Exclude the pictures and retype the entries as written.
** START DATA EXTRACT **
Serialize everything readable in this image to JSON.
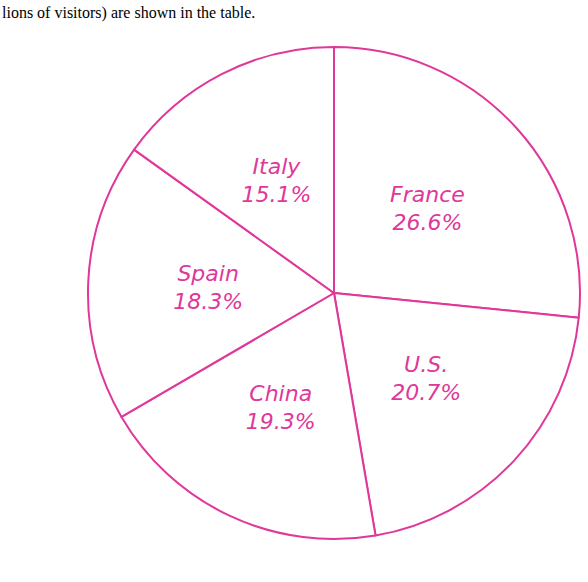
{
  "chart_data": {
    "type": "pie",
    "annotations": [
      "lions of visitors) are shown in the table."
    ],
    "categories": [
      "France",
      "U.S.",
      "China",
      "Spain",
      "Italy"
    ],
    "values": [
      26.6,
      20.7,
      19.3,
      18.3,
      15.1
    ],
    "value_labels": [
      "26.6%",
      "20.7%",
      "19.3%",
      "18.3%",
      "15.1%"
    ],
    "color": "#e0379a",
    "data_labels": true
  }
}
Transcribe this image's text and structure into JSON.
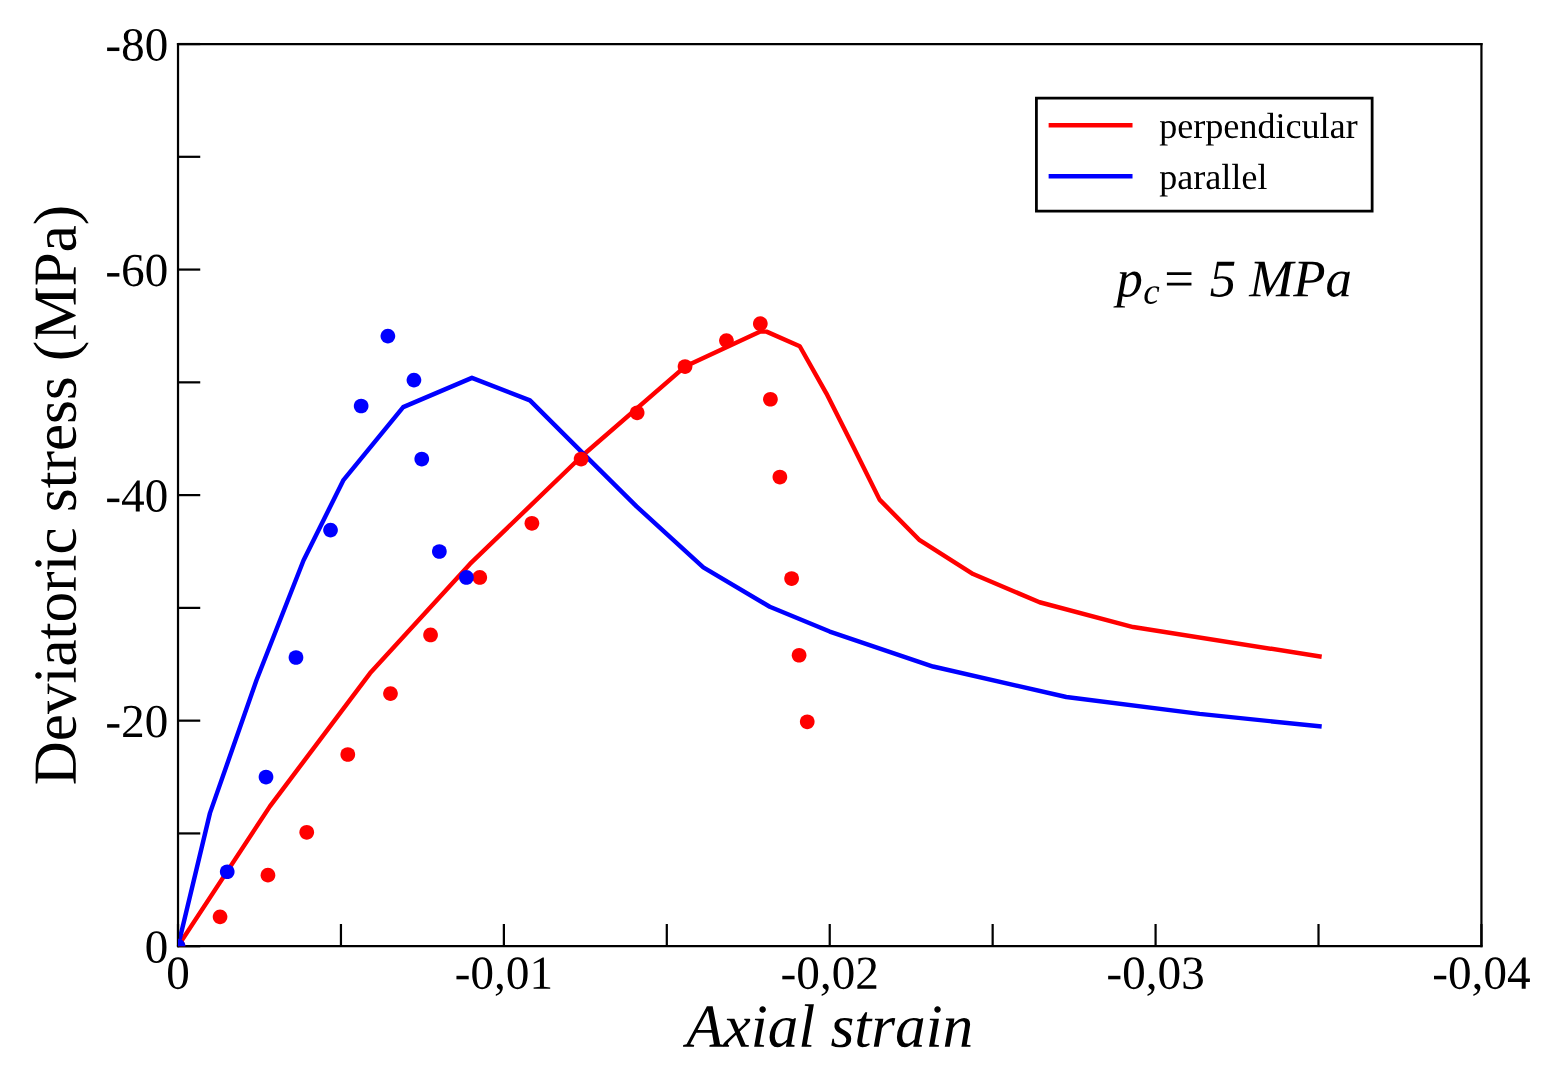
** END DATA EXTRACT **
(THE COMPLETED TASK)
Serialize everything readable in this image to JSON.
{
  "chart_data": {
    "type": "pie",
    "annotations": [
      "lions of visitors) are shown in the table."
    ],
    "categories": [
      "France",
      "U.S.",
      "China",
      "Spain",
      "Italy"
    ],
    "values": [
      26.6,
      20.7,
      19.3,
      18.3,
      15.1
    ],
    "value_labels": [
      "26.6%",
      "20.7%",
      "19.3%",
      "18.3%",
      "15.1%"
    ],
    "color": "#e0379a",
    "data_labels": true
  }
}
Transcribe this image's text and structure into JSON.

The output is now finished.